▶

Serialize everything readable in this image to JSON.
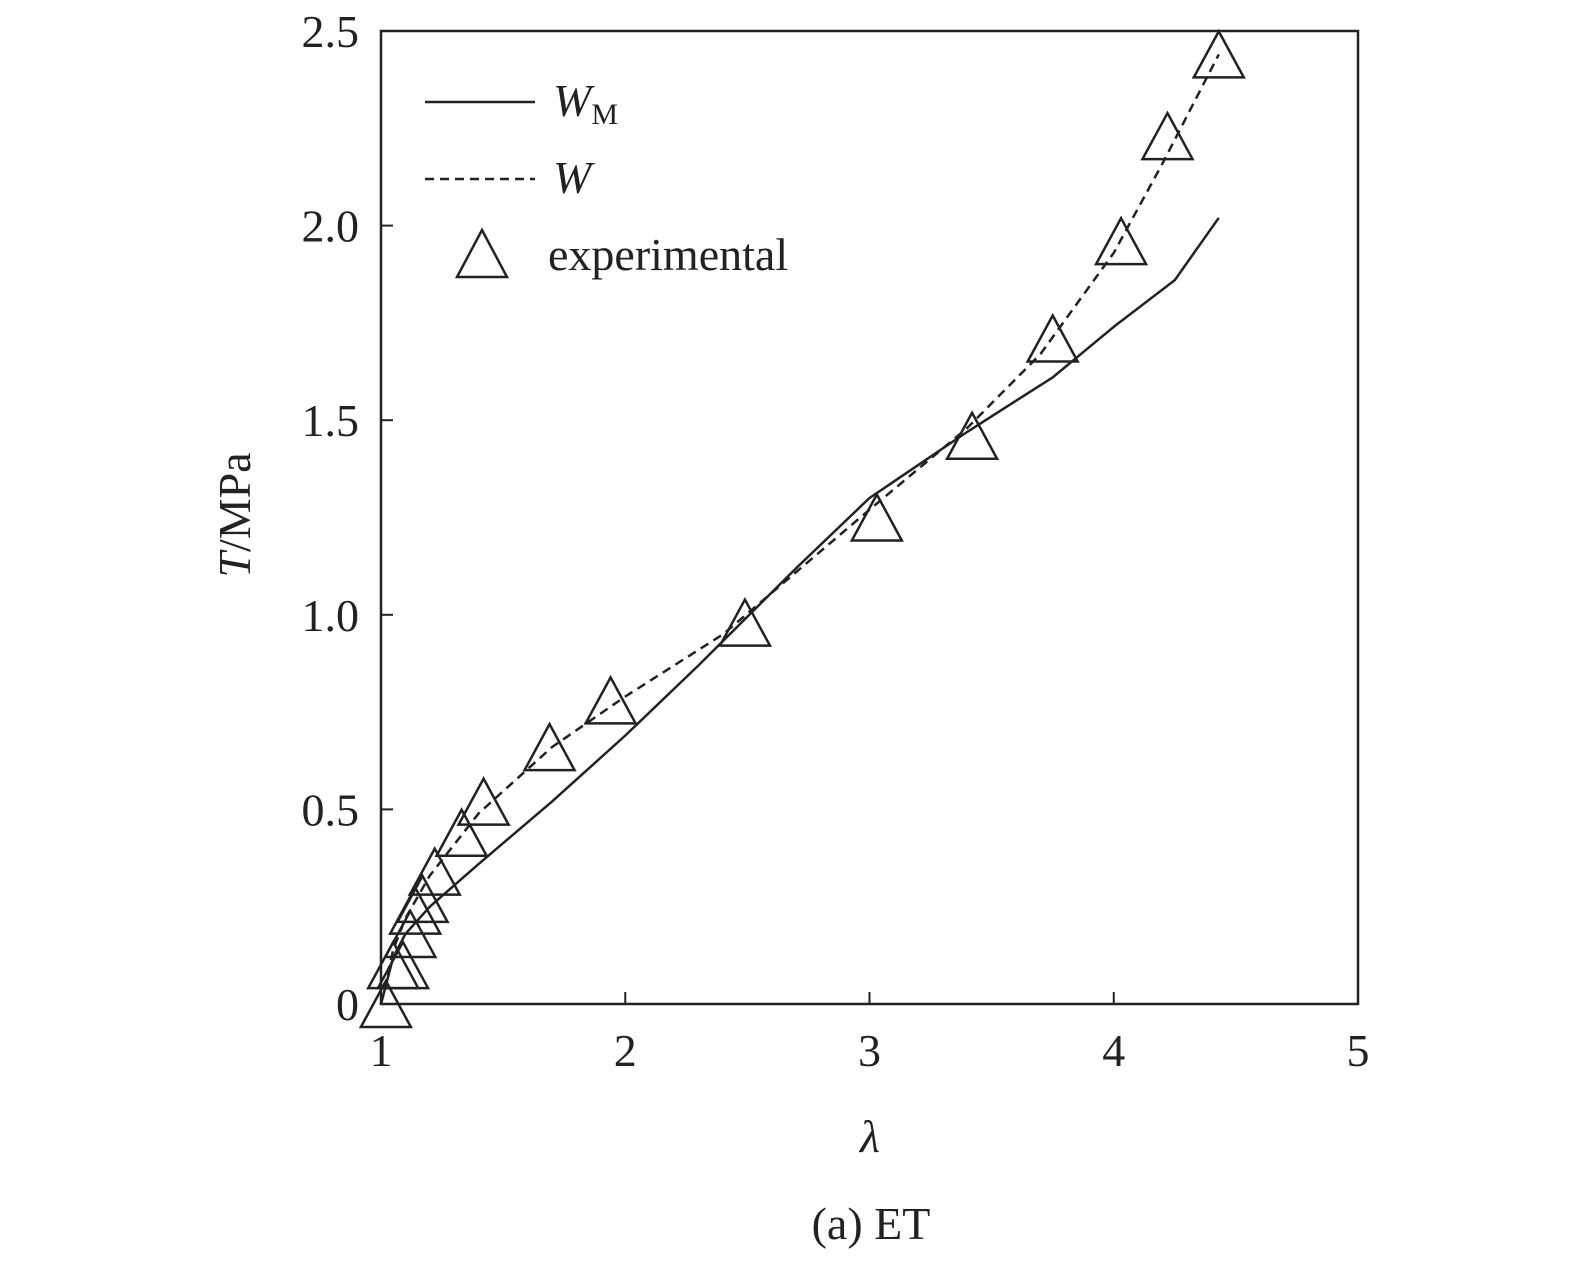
{
  "chart_data": {
    "type": "line",
    "caption": "(a) ET",
    "xlabel": "λ",
    "ylabel": {
      "italic": "T",
      "rest": "/MPa"
    },
    "xlim": [
      1,
      5
    ],
    "ylim": [
      0,
      2.5
    ],
    "x_ticks": [
      "1",
      "2",
      "3",
      "4",
      "5"
    ],
    "y_ticks": [
      "0",
      "0.5",
      "1.0",
      "1.5",
      "2.0",
      "2.5"
    ],
    "x_tick_values": [
      1,
      2,
      3,
      4,
      5
    ],
    "y_tick_values": [
      0,
      0.5,
      1.0,
      1.5,
      2.0,
      2.5
    ],
    "grid": false,
    "legend_position": "top-left",
    "series": [
      {
        "name": "W_M",
        "legend_main": "W",
        "legend_sub": "M",
        "style": "solid",
        "color": "#222222",
        "x": [
          1.0,
          1.05,
          1.1,
          1.2,
          1.4,
          1.7,
          2.0,
          2.3,
          2.7,
          3.0,
          3.4,
          3.75,
          4.0,
          4.25,
          4.43
        ],
        "y": [
          0.0,
          0.12,
          0.18,
          0.25,
          0.36,
          0.52,
          0.69,
          0.87,
          1.12,
          1.3,
          1.47,
          1.61,
          1.74,
          1.86,
          2.02
        ]
      },
      {
        "name": "W",
        "legend_main": "W",
        "legend_sub": "",
        "style": "dashed",
        "color": "#222222",
        "x": [
          1.0,
          1.05,
          1.1,
          1.2,
          1.4,
          1.7,
          2.0,
          2.4,
          2.7,
          3.0,
          3.4,
          3.7,
          4.0,
          4.2,
          4.43
        ],
        "y": [
          0.0,
          0.14,
          0.22,
          0.33,
          0.49,
          0.66,
          0.79,
          0.95,
          1.11,
          1.27,
          1.48,
          1.67,
          1.93,
          2.16,
          2.44
        ]
      },
      {
        "name": "experimental",
        "style": "markers",
        "marker": "triangle",
        "color": "#222222",
        "x": [
          1.02,
          1.05,
          1.09,
          1.12,
          1.14,
          1.17,
          1.22,
          1.33,
          1.42,
          1.69,
          1.94,
          2.49,
          3.03,
          3.42,
          3.75,
          4.03,
          4.22,
          4.43
        ],
        "y": [
          0.0,
          0.1,
          0.1,
          0.18,
          0.24,
          0.27,
          0.34,
          0.44,
          0.52,
          0.66,
          0.78,
          0.98,
          1.25,
          1.46,
          1.71,
          1.96,
          2.23,
          2.44
        ]
      }
    ]
  }
}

◀

◆ **What is asked**
All lines holding the word "style" should be picked out and copied.

◆ **Output of the exercise**
        "style": "solid",
        "style": "dashed",
        "style": "markers",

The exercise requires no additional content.